* _INSTRUCTIONS TO FOLLOW_: In the biography of Willem Ogier, which two chambers of rhetoric performed his comedic moralities?

* _EXTRACT_:
──────

Willem (or Guilliam) Ogier (1618–1689) was a Flemish schoolmaster, playwright and comedian.

Life
Guilliam Ogier was born in Antwerp in 1618 but brought up in Amsterdam. He returned to Antwerp after his father's death. He registered with the schoolmasters' guild in 1644, becoming dean of the guild during the 1650s. He wrote comedic moralities for performance by the chambers of rhetoric (civic poetry and drama societies) the Violieren and the Olijftak. First performances were often on the Feast of St Luke (18 October), as the rhetoricians had a close association with the Guild of Saint Luke (the guild of painters, illuminators, printmakers and booksellers). When the Olyftack and Violieren merged in 1660 Ogier took a leading role as "Factor" of the reinstituted chamber. He died in Antwerp on 22 February 1689.

──────

Stored data:
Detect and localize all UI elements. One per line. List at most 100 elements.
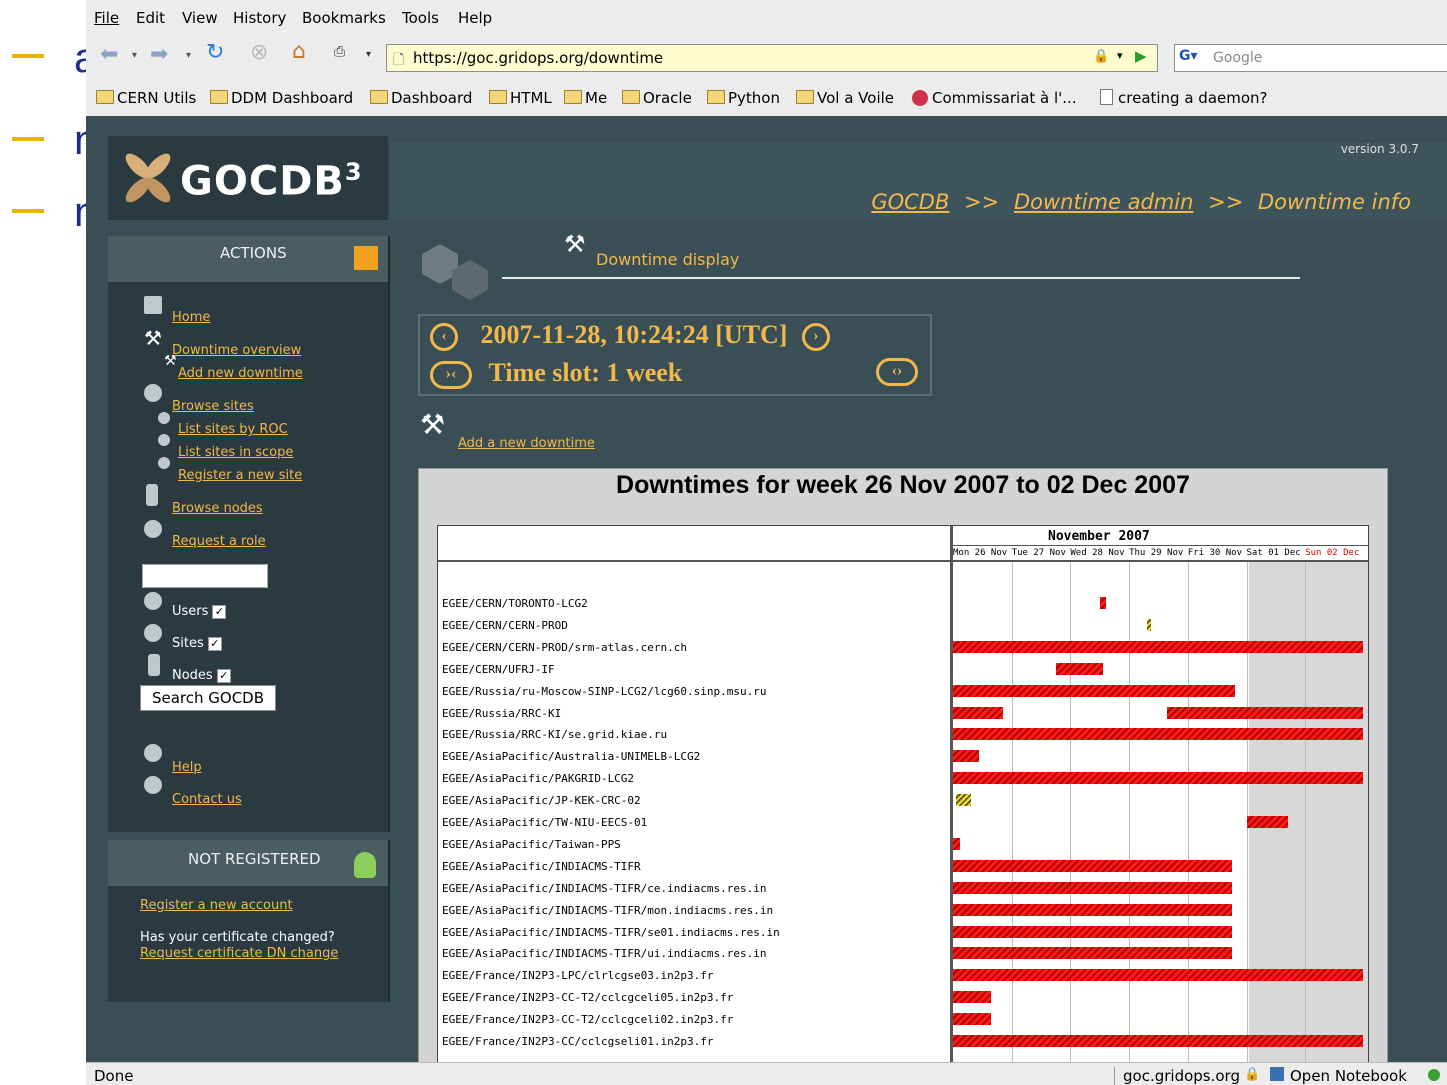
link-list-sites-by-roc[interactable]: List sites by ROC xyxy=(178,422,288,437)
downtime-bar[interactable] xyxy=(953,750,980,763)
downtime-bar[interactable] xyxy=(953,969,1363,982)
breadcrumb-downtime-admin[interactable]: Downtime admin xyxy=(1014,190,1193,214)
nodes-checkbox[interactable]: ✓ xyxy=(216,669,231,683)
row-label[interactable]: EGEE/France/IN2P3-CC-T2/cclcgceli02.in2p… xyxy=(442,1013,733,1026)
session-dropdown-icon[interactable]: ▾ xyxy=(366,49,371,60)
bookmark-folder[interactable]: HTML xyxy=(489,89,552,107)
sites-checkbox[interactable]: ✓ xyxy=(207,637,222,651)
bookmark-folder[interactable]: Python xyxy=(707,89,780,107)
downtime-bar[interactable] xyxy=(953,684,1235,697)
link-request-role[interactable]: Request a role xyxy=(172,534,266,549)
stop-icon[interactable]: ⊗ xyxy=(250,40,268,65)
row-label[interactable]: EGEE/AsiaPacific/PAKGRID-LCG2 xyxy=(442,772,634,785)
forward-dropdown-icon[interactable]: ▾ xyxy=(186,50,191,61)
menu-edit[interactable]: Edit xyxy=(136,9,165,27)
row-label[interactable]: EGEE/Russia/RRC-KI xyxy=(442,707,561,720)
link-contact-us[interactable]: Contact us xyxy=(172,792,242,807)
link-request-dn-change[interactable]: Request certificate DN change xyxy=(140,946,338,961)
downtime-bar[interactable] xyxy=(953,640,1363,653)
link-browse-sites[interactable]: Browse sites xyxy=(172,399,254,414)
row-label[interactable]: EGEE/France/IN2P3-CC-T2/cclcgceli05.in2p… xyxy=(442,991,733,1004)
menu-bookmarks[interactable]: Bookmarks xyxy=(302,9,386,27)
menu-help[interactable]: Help xyxy=(458,9,492,27)
session-icon[interactable]: ⎙ xyxy=(334,44,345,60)
row-label[interactable]: EGEE/France/IN2P3-CC/cclcgseli01.in2p3.f… xyxy=(442,1035,714,1048)
downtime-bar[interactable] xyxy=(953,837,961,850)
next-day-icon[interactable]: › xyxy=(801,323,830,351)
downtime-bar[interactable] xyxy=(953,1035,1363,1047)
bookmark-folder[interactable]: Me xyxy=(564,89,607,107)
filter-sites[interactable]: Sites ✓ xyxy=(172,636,222,651)
back-arrow-icon[interactable]: ⬅ xyxy=(100,42,118,67)
downtime-bar[interactable] xyxy=(953,881,1232,894)
bookmark-folder[interactable]: Dashboard xyxy=(370,89,472,107)
downtime-bar[interactable] xyxy=(1099,597,1106,609)
open-notebook-button[interactable]: Open Notebook xyxy=(1290,1067,1407,1085)
shrink-slot-icon[interactable]: ›‹ xyxy=(430,361,472,389)
bookmark-folder[interactable]: Oracle xyxy=(622,89,692,107)
link-register-new-site[interactable]: Register a new site xyxy=(178,468,302,483)
search-input[interactable]: G▾ Google xyxy=(1174,44,1447,72)
downtime-bar[interactable] xyxy=(953,925,1232,938)
prev-day-icon[interactable]: ‹ xyxy=(430,323,458,351)
row-label[interactable]: EGEE/France/IN2P3-LPC/clrlcgse03.in2p3.f… xyxy=(442,969,714,982)
search-gocdb-button[interactable]: Search GOCDB xyxy=(140,685,276,711)
bookmark-link[interactable]: creating a daemon? xyxy=(1100,89,1268,107)
downtime-bar[interactable] xyxy=(955,794,971,807)
downtime-bar[interactable] xyxy=(1055,662,1103,675)
forward-arrow-icon[interactable]: ➡ xyxy=(150,42,168,67)
reload-icon[interactable]: ↻ xyxy=(206,40,224,65)
link-downtime-overview[interactable]: Downtime overview xyxy=(172,343,301,358)
menu-file[interactable]: File xyxy=(94,9,119,27)
menu-history[interactable]: History xyxy=(233,9,286,27)
bookmark-link[interactable]: Commissariat à l'... xyxy=(912,89,1077,107)
row-label[interactable]: EGEE/AsiaPacific/INDIACMS-TIFR/se01.indi… xyxy=(442,926,780,939)
bookmark-folder[interactable]: Vol a Voile xyxy=(796,89,894,107)
row-label[interactable]: EGEE/AsiaPacific/INDIACMS-TIFR/ui.indiac… xyxy=(442,947,767,960)
downtime-bar[interactable] xyxy=(953,859,1232,872)
row-label[interactable]: EGEE/AsiaPacific/JP-KEK-CRC-02 xyxy=(442,794,641,807)
row-label[interactable]: EGEE/CERN/UFRJ-IF xyxy=(442,663,555,676)
go-icon[interactable]: ▶ xyxy=(1135,47,1147,65)
row-label[interactable]: EGEE/CERN/CERN-PROD/srm-atlas.cern.ch xyxy=(442,641,687,654)
row-label[interactable]: EGEE/AsiaPacific/INDIACMS-TIFR xyxy=(442,860,641,873)
link-help[interactable]: Help xyxy=(172,760,202,775)
downtime-bar[interactable] xyxy=(1167,706,1363,719)
menu-tools[interactable]: Tools xyxy=(402,9,439,27)
downtime-bar[interactable] xyxy=(953,772,1363,785)
notebook-icon[interactable] xyxy=(1270,1067,1284,1081)
link-register-account[interactable]: Register a new account xyxy=(140,898,293,913)
downtime-bar[interactable] xyxy=(1146,618,1151,631)
home-icon[interactable]: ⌂ xyxy=(292,39,306,64)
row-label[interactable]: EGEE/Russia/ru-Moscow-SINP-LCG2/lcg60.si… xyxy=(442,685,767,698)
downtime-bar[interactable] xyxy=(1246,816,1288,828)
search-gocdb-input[interactable] xyxy=(142,564,268,588)
downtime-bar[interactable] xyxy=(953,706,1003,719)
url-dropdown-icon[interactable]: ▾ xyxy=(1117,49,1123,62)
row-label[interactable]: EGEE/AsiaPacific/INDIACMS-TIFR/mon.india… xyxy=(442,904,773,917)
users-checkbox[interactable]: ✓ xyxy=(212,605,227,619)
url-bar[interactable]: 🗋 https://goc.gridops.org/downtime 🔒 ▾ ▶ xyxy=(386,44,1158,72)
menu-view[interactable]: View xyxy=(182,9,218,27)
row-label[interactable]: EGEE/AsiaPacific/TW-NIU-EECS-01 xyxy=(442,816,647,829)
downtime-bar[interactable] xyxy=(953,903,1232,916)
downtime-bar[interactable] xyxy=(953,728,1363,741)
filter-nodes[interactable]: Nodes ✓ xyxy=(172,668,231,683)
filter-users[interactable]: Users ✓ xyxy=(172,604,227,619)
row-label[interactable]: EGEE/AsiaPacific/Taiwan-PPS xyxy=(442,838,621,851)
link-home[interactable]: Home xyxy=(172,310,210,325)
link-add-new-downtime[interactable]: Add new downtime xyxy=(178,366,303,381)
row-label[interactable]: EGEE/AsiaPacific/Australia-UNIMELB-LCG2 xyxy=(442,750,700,763)
gocdb-logo[interactable]: GOCDB3 xyxy=(108,136,388,220)
row-label[interactable]: EGEE/CERN/TORONTO-LCG2 xyxy=(442,597,588,610)
row-label[interactable]: EGEE/CERN/CERN-PROD xyxy=(442,619,568,632)
downtime-bar[interactable] xyxy=(953,1013,992,1026)
link-list-sites-in-scope[interactable]: List sites in scope xyxy=(178,445,293,460)
row-label[interactable]: EGEE/Russia/RRC-KI/se.grid.kiae.ru xyxy=(442,728,667,741)
breadcrumb-gocdb[interactable]: GOCDB xyxy=(871,190,949,214)
google-icon[interactable]: G▾ xyxy=(1179,48,1198,64)
link-browse-nodes[interactable]: Browse nodes xyxy=(172,501,263,516)
bookmark-folder[interactable]: CERN Utils xyxy=(96,89,196,107)
downtime-bar[interactable] xyxy=(953,991,992,1004)
link-add-a-new-downtime[interactable]: Add a new downtime xyxy=(458,436,595,451)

──────

* _RESULT OF THE EXERCISE_: The Violieren and the Olijftak.